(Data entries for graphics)
+-------+

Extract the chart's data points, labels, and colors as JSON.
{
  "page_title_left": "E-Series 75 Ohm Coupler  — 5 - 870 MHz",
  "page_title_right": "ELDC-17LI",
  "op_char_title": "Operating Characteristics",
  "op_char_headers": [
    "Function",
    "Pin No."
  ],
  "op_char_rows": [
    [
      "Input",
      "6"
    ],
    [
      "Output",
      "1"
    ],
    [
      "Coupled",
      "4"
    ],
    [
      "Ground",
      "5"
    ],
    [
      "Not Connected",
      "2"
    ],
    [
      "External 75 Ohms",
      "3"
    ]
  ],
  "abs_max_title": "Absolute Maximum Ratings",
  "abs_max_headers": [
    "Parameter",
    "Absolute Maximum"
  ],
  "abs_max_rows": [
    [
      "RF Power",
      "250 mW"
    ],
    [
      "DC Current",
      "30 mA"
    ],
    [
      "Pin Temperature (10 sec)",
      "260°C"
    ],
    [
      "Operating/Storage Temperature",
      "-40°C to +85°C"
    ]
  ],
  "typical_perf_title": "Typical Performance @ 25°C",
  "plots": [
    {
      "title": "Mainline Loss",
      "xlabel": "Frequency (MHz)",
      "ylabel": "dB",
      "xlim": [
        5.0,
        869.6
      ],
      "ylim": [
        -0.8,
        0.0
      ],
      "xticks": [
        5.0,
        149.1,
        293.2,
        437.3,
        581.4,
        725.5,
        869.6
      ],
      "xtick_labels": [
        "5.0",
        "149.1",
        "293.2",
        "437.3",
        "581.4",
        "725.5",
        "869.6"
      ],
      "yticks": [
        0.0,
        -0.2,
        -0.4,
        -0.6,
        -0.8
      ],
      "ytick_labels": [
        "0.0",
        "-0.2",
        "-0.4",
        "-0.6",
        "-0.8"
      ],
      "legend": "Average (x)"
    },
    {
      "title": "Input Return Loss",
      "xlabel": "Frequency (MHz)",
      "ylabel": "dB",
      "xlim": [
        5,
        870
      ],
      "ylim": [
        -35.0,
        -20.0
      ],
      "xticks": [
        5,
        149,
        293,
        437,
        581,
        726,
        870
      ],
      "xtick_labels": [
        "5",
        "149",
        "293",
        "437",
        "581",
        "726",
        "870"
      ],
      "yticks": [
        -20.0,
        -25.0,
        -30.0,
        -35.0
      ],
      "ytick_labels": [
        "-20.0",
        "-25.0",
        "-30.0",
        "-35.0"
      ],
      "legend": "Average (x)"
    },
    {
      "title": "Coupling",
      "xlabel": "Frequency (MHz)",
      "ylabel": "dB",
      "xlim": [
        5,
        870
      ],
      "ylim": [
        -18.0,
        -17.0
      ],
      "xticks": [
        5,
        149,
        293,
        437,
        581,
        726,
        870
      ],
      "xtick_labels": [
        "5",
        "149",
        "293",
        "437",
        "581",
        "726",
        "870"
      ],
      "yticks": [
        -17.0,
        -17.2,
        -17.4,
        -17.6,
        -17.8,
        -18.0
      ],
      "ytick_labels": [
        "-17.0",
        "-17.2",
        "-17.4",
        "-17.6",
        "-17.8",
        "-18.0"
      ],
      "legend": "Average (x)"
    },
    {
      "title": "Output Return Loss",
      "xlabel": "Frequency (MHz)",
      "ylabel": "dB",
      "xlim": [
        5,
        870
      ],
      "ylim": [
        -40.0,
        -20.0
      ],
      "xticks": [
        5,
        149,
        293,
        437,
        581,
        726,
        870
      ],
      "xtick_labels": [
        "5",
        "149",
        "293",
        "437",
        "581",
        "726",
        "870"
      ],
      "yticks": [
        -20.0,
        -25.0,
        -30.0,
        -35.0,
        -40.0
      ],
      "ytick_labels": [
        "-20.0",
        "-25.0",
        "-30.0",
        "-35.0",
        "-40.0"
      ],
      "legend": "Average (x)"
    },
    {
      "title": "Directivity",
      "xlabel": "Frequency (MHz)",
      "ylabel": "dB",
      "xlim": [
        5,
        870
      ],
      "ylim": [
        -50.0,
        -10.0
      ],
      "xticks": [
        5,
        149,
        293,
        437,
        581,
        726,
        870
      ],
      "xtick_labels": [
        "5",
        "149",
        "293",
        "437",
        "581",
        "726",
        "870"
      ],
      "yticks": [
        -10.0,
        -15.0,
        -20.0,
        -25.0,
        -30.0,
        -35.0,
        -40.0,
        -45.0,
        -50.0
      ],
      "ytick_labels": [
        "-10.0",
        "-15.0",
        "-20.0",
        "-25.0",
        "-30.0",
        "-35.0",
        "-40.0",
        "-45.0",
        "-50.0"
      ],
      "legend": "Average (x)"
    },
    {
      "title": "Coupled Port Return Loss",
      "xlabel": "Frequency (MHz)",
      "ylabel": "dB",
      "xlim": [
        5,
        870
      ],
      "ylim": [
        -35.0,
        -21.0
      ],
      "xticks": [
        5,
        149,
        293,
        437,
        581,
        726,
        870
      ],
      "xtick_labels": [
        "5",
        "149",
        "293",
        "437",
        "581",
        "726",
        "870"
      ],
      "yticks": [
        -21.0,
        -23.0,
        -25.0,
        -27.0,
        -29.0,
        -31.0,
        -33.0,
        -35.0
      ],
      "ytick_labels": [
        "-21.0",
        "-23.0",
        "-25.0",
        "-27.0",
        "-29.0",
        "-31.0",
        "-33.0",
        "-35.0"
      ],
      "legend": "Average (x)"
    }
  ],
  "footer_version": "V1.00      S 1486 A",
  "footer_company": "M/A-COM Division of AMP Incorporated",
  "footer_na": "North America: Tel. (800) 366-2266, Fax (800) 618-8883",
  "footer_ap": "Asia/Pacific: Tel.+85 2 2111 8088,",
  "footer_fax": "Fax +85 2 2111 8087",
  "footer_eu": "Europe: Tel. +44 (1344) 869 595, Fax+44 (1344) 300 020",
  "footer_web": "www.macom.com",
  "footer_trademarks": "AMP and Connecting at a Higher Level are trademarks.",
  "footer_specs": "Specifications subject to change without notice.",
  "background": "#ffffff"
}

+-------+

§ Task directions
Your task is to repeat the data exactly; please include every line.

§ Answer below
Extract the chart's data points, labels, and colors as JSON.
{
  "page_title_left": "E-Series 75 Ohm Coupler  — 5 - 870 MHz",
  "page_title_right": "ELDC-17LI",
  "op_char_title": "Operating Characteristics",
  "op_char_headers": [
    "Function",
    "Pin No."
  ],
  "op_char_rows": [
    [
      "Input",
      "6"
    ],
    [
      "Output",
      "1"
    ],
    [
      "Coupled",
      "4"
    ],
    [
      "Ground",
      "5"
    ],
    [
      "Not Connected",
      "2"
    ],
    [
      "External 75 Ohms",
      "3"
    ]
  ],
  "abs_max_title": "Absolute Maximum Ratings",
  "abs_max_headers": [
    "Parameter",
    "Absolute Maximum"
  ],
  "abs_max_rows": [
    [
      "RF Power",
      "250 mW"
    ],
    [
      "DC Current",
      "30 mA"
    ],
    [
      "Pin Temperature (10 sec)",
      "260°C"
    ],
    [
      "Operating/Storage Temperature",
      "-40°C to +85°C"
    ]
  ],
  "typical_perf_title": "Typical Performance @ 25°C",
  "plots": [
    {
      "title": "Mainline Loss",
      "xlabel": "Frequency (MHz)",
      "ylabel": "dB",
      "xlim": [
        5.0,
        869.6
      ],
      "ylim": [
        -0.8,
        0.0
      ],
      "xticks": [
        5.0,
        149.1,
        293.2,
        437.3,
        581.4,
        725.5,
        869.6
      ],
      "xtick_labels": [
        "5.0",
        "149.1",
        "293.2",
        "437.3",
        "581.4",
        "725.5",
        "869.6"
      ],
      "yticks": [
        0.0,
        -0.2,
        -0.4,
        -0.6,
        -0.8
      ],
      "ytick_labels": [
        "0.0",
        "-0.2",
        "-0.4",
        "-0.6",
        "-0.8"
      ],
      "legend": "Average (x)"
    },
    {
      "title": "Input Return Loss",
      "xlabel": "Frequency (MHz)",
      "ylabel": "dB",
      "xlim": [
        5,
        870
      ],
      "ylim": [
        -35.0,
        -20.0
      ],
      "xticks": [
        5,
        149,
        293,
        437,
        581,
        726,
        870
      ],
      "xtick_labels": [
        "5",
        "149",
        "293",
        "437",
        "581",
        "726",
        "870"
      ],
      "yticks": [
        -20.0,
        -25.0,
        -30.0,
        -35.0
      ],
      "ytick_labels": [
        "-20.0",
        "-25.0",
        "-30.0",
        "-35.0"
      ],
      "legend": "Average (x)"
    },
    {
      "title": "Coupling",
      "xlabel": "Frequency (MHz)",
      "ylabel": "dB",
      "xlim": [
        5,
        870
      ],
      "ylim": [
        -18.0,
        -17.0
      ],
      "xticks": [
        5,
        149,
        293,
        437,
        581,
        726,
        870
      ],
      "xtick_labels": [
        "5",
        "149",
        "293",
        "437",
        "581",
        "726",
        "870"
      ],
      "yticks": [
        -17.0,
        -17.2,
        -17.4,
        -17.6,
        -17.8,
        -18.0
      ],
      "ytick_labels": [
        "-17.0",
        "-17.2",
        "-17.4",
        "-17.6",
        "-17.8",
        "-18.0"
      ],
      "legend": "Average (x)"
    },
    {
      "title": "Output Return Loss",
      "xlabel": "Frequency (MHz)",
      "ylabel": "dB",
      "xlim": [
        5,
        870
      ],
      "ylim": [
        -40.0,
        -20.0
      ],
      "xticks": [
        5,
        149,
        293,
        437,
        581,
        726,
        870
      ],
      "xtick_labels": [
        "5",
        "149",
        "293",
        "437",
        "581",
        "726",
        "870"
      ],
      "yticks": [
        -20.0,
        -25.0,
        -30.0,
        -35.0,
        -40.0
      ],
      "ytick_labels": [
        "-20.0",
        "-25.0",
        "-30.0",
        "-35.0",
        "-40.0"
      ],
      "legend": "Average (x)"
    },
    {
      "title": "Directivity",
      "xlabel": "Frequency (MHz)",
      "ylabel": "dB",
      "xlim": [
        5,
        870
      ],
      "ylim": [
        -50.0,
        -10.0
      ],
      "xticks": [
        5,
        149,
        293,
        437,
        581,
        726,
        870
      ],
      "xtick_labels": [
        "5",
        "149",
        "293",
        "437",
        "581",
        "726",
        "870"
      ],
      "yticks": [
        -10.0,
        -15.0,
        -20.0,
        -25.0,
        -30.0,
        -35.0,
        -40.0,
        -45.0,
        -50.0
      ],
      "ytick_labels": [
        "-10.0",
        "-15.0",
        "-20.0",
        "-25.0",
        "-30.0",
        "-35.0",
        "-40.0",
        "-45.0",
        "-50.0"
      ],
      "legend": "Average (x)"
    },
    {
      "title": "Coupled Port Return Loss",
      "xlabel": "Frequency (MHz)",
      "ylabel": "dB",
      "xlim": [
        5,
        870
      ],
      "ylim": [
        -35.0,
        -21.0
      ],
      "xticks": [
        5,
        149,
        293,
        437,
        581,
        726,
        870
      ],
      "xtick_labels": [
        "5",
        "149",
        "293",
        "437",
        "581",
        "726",
        "870"
      ],
      "yticks": [
        -21.0,
        -23.0,
        -25.0,
        -27.0,
        -29.0,
        -31.0,
        -33.0,
        -35.0
      ],
      "ytick_labels": [
        "-21.0",
        "-23.0",
        "-25.0",
        "-27.0",
        "-29.0",
        "-31.0",
        "-33.0",
        "-35.0"
      ],
      "legend": "Average (x)"
    }
  ],
  "footer_version": "V1.00      S 1486 A",
  "footer_company": "M/A-COM Division of AMP Incorporated",
  "footer_na": "North America: Tel. (800) 366-2266, Fax (800) 618-8883",
  "footer_ap": "Asia/Pacific: Tel.+85 2 2111 8088,",
  "footer_fax": "Fax +85 2 2111 8087",
  "footer_eu": "Europe: Tel. +44 (1344) 869 595, Fax+44 (1344) 300 020",
  "footer_web": "www.macom.com",
  "footer_trademarks": "AMP and Connecting at a Higher Level are trademarks.",
  "footer_specs": "Specifications subject to change without notice.",
  "background": "#ffffff"
}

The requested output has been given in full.